Quote the listing below in its entirety, omitting every image.
::::
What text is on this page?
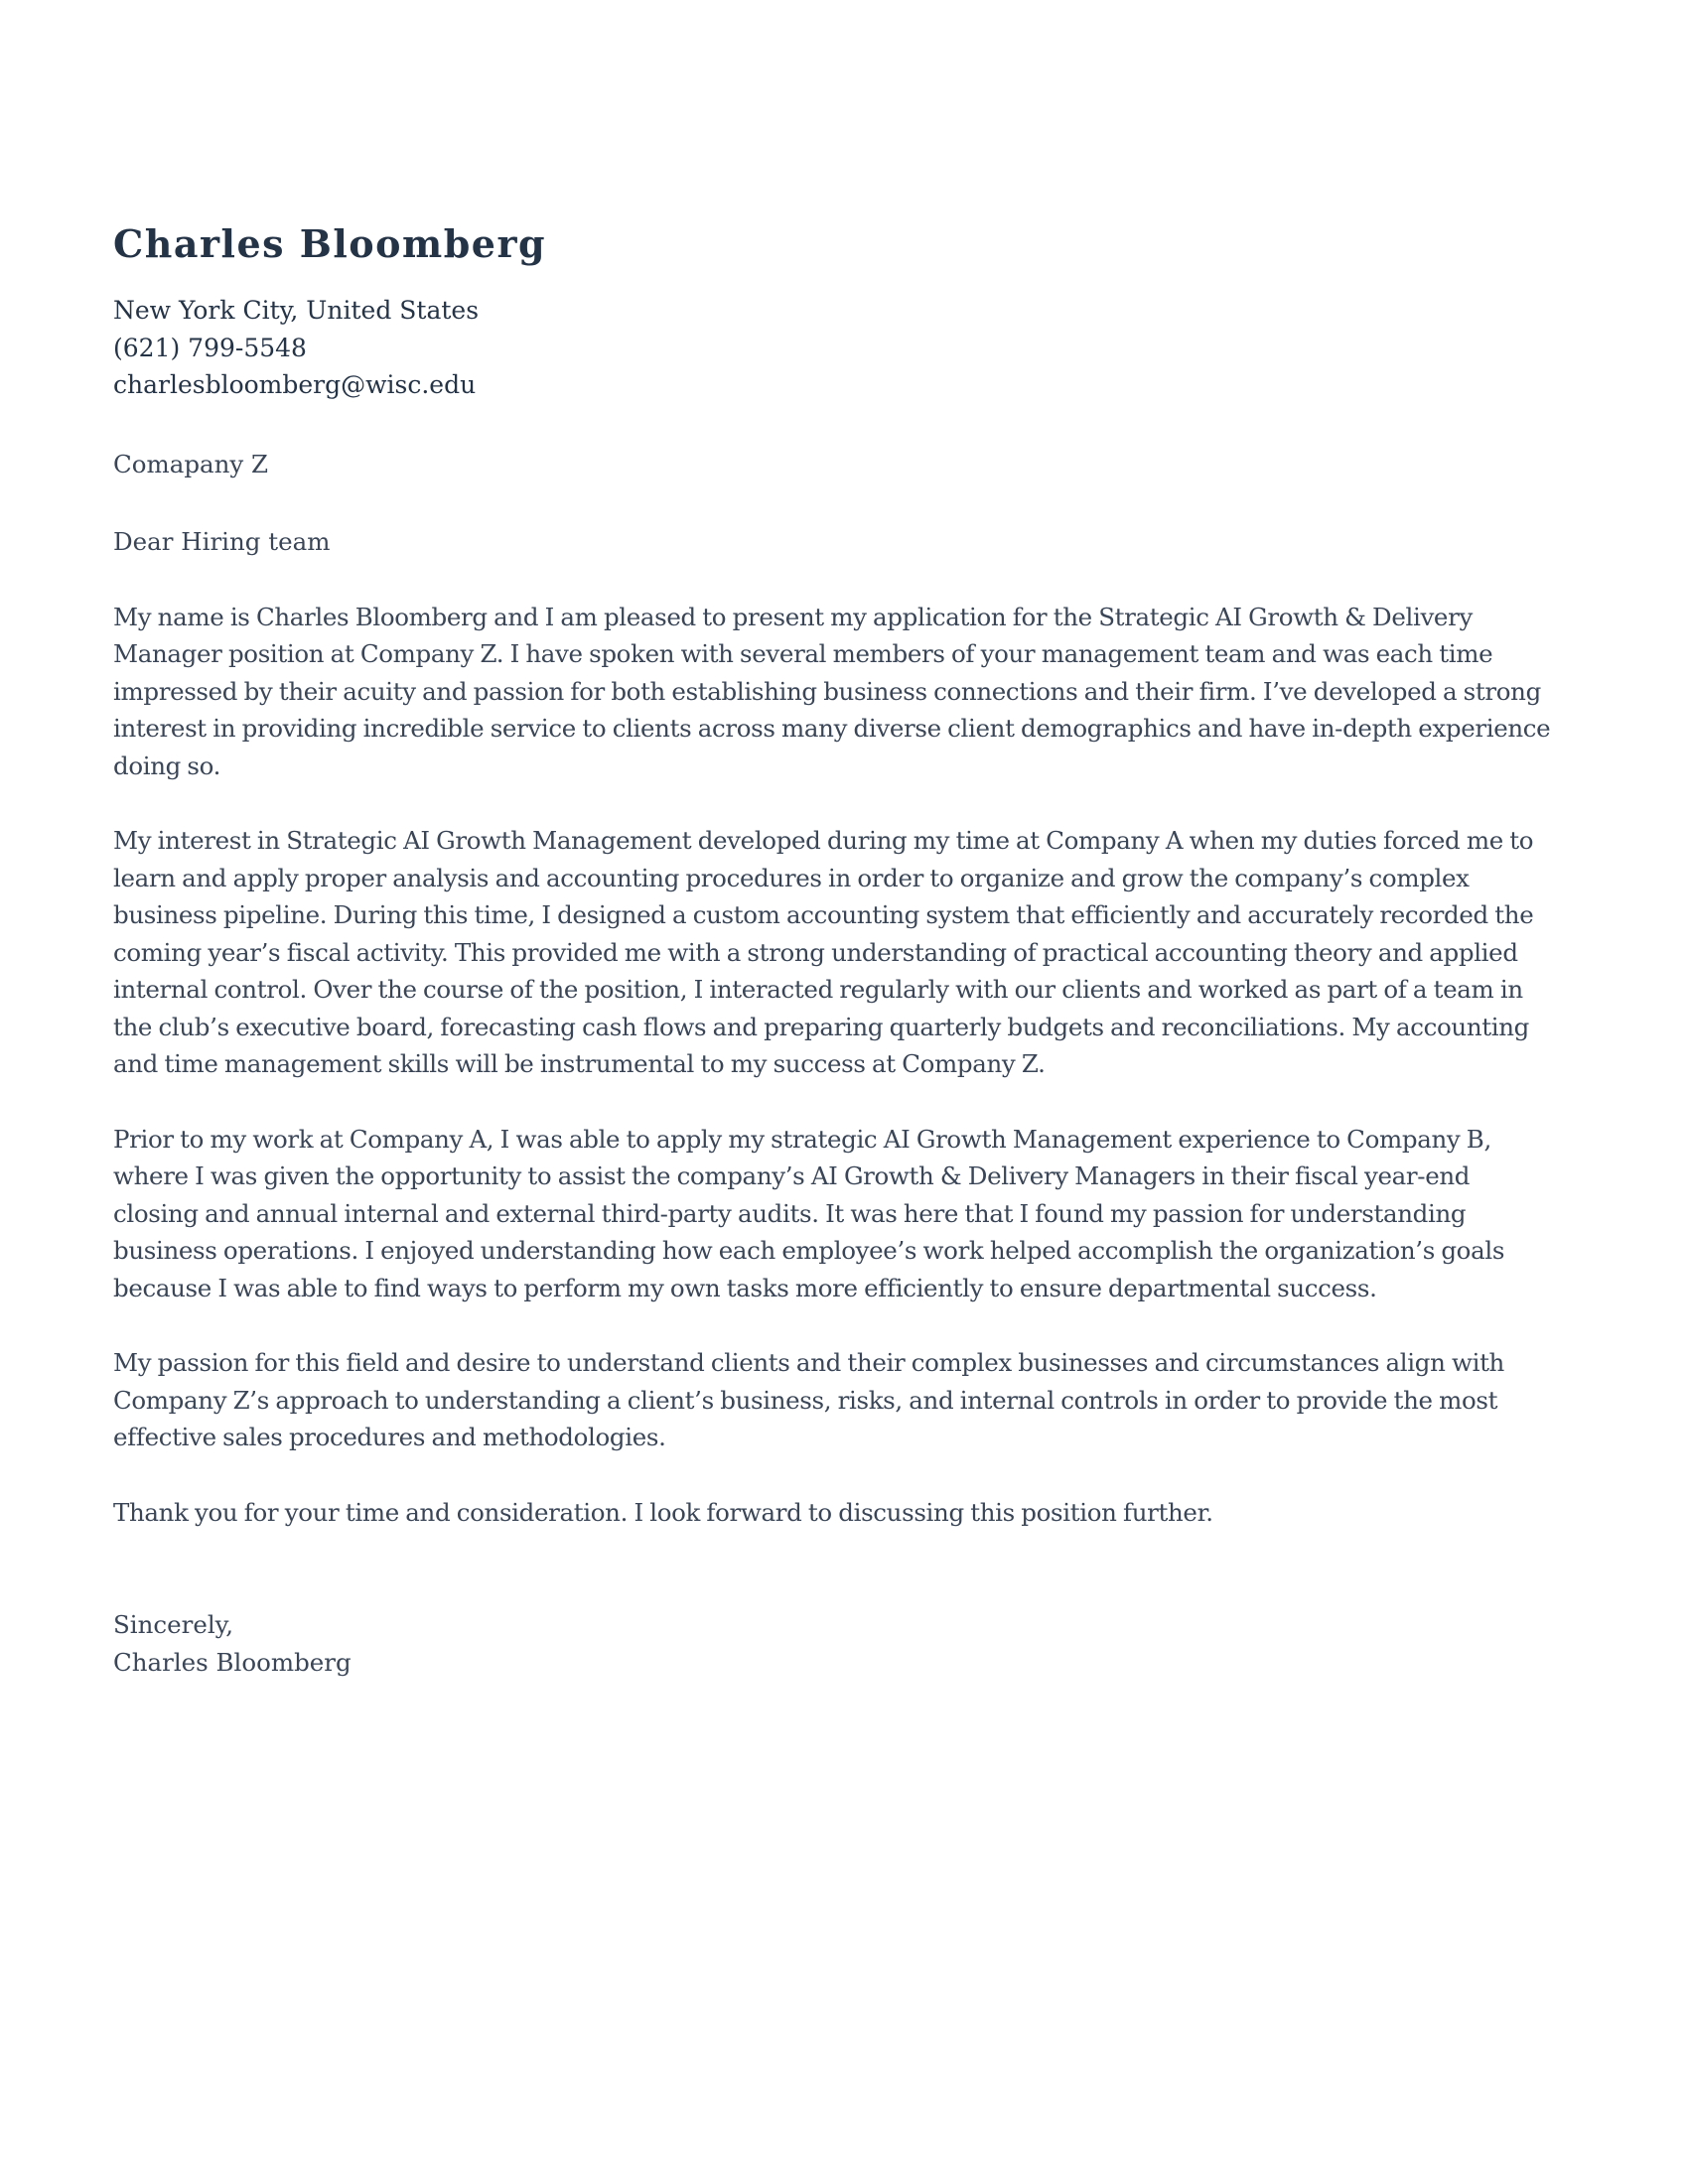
Charles Bloomberg
New York City, United States
(621) 799-5548
charlesbloomberg@wisc.edu
Comapany Z
Dear Hiring team
My name is Charles Bloomberg and I am pleased to present my application for the Strategic AI Growth & Delivery
Manager position at Company Z. I have spoken with several members of your management team and was each time
impressed by their acuity and passion for both establishing business connections and their firm. I’ve developed a strong
interest in providing incredible service to clients across many diverse client demographics and have in-depth experience
doing so.
My interest in Strategic AI Growth Management developed during my time at Company A when my duties forced me to
learn and apply proper analysis and accounting procedures in order to organize and grow the company’s complex
business pipeline. During this time, I designed a custom accounting system that efficiently and accurately recorded the
coming year’s fiscal activity. This provided me with a strong understanding of practical accounting theory and applied
internal control. Over the course of the position, I interacted regularly with our clients and worked as part of a team in
the club’s executive board, forecasting cash flows and preparing quarterly budgets and reconciliations. My accounting
and time management skills will be instrumental to my success at Company Z.
Prior to my work at Company A, I was able to apply my strategic AI Growth Management experience to Company B,
where I was given the opportunity to assist the company’s AI Growth & Delivery Managers in their fiscal year-end
closing and annual internal and external third-party audits. It was here that I found my passion for understanding
business operations. I enjoyed understanding how each employee’s work helped accomplish the organization’s goals
because I was able to find ways to perform my own tasks more efficiently to ensure departmental success.
My passion for this field and desire to understand clients and their complex businesses and circumstances align with
Company Z’s approach to understanding a client’s business, risks, and internal controls in order to provide the most
effective sales procedures and methodologies.
Thank you for your time and consideration. I look forward to discussing this position further.
Sincerely,
Charles Bloomberg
::::
• _Worked solution_
What text is on this page?
Charles Bloomberg
New York City, United States
(621) 799-5548
charlesbloomberg@wisc.edu
Comapany Z
Dear Hiring team
My name is Charles Bloomberg and I am pleased to present my application for the Strategic AI Growth & Delivery
Manager position at Company Z. I have spoken with several members of your management team and was each time
impressed by their acuity and passion for both establishing business connections and their firm. I’ve developed a strong
interest in providing incredible service to clients across many diverse client demographics and have in-depth experience
doing so.
My interest in Strategic AI Growth Management developed during my time at Company A when my duties forced me to
learn and apply proper analysis and accounting procedures in order to organize and grow the company’s complex
business pipeline. During this time, I designed a custom accounting system that efficiently and accurately recorded the
coming year’s fiscal activity. This provided me with a strong understanding of practical accounting theory and applied
internal control. Over the course of the position, I interacted regularly with our clients and worked as part of a team in
the club’s executive board, forecasting cash flows and preparing quarterly budgets and reconciliations. My accounting
and time management skills will be instrumental to my success at Company Z.
Prior to my work at Company A, I was able to apply my strategic AI Growth Management experience to Company B,
where I was given the opportunity to assist the company’s AI Growth & Delivery Managers in their fiscal year-end
closing and annual internal and external third-party audits. It was here that I found my passion for understanding
business operations. I enjoyed understanding how each employee’s work helped accomplish the organization’s goals
because I was able to find ways to perform my own tasks more efficiently to ensure departmental success.
My passion for this field and desire to understand clients and their complex businesses and circumstances align with
Company Z’s approach to understanding a client’s business, risks, and internal controls in order to provide the most
effective sales procedures and methodologies.
Thank you for your time and consideration. I look forward to discussing this position further.
Sincerely,
Charles Bloomberg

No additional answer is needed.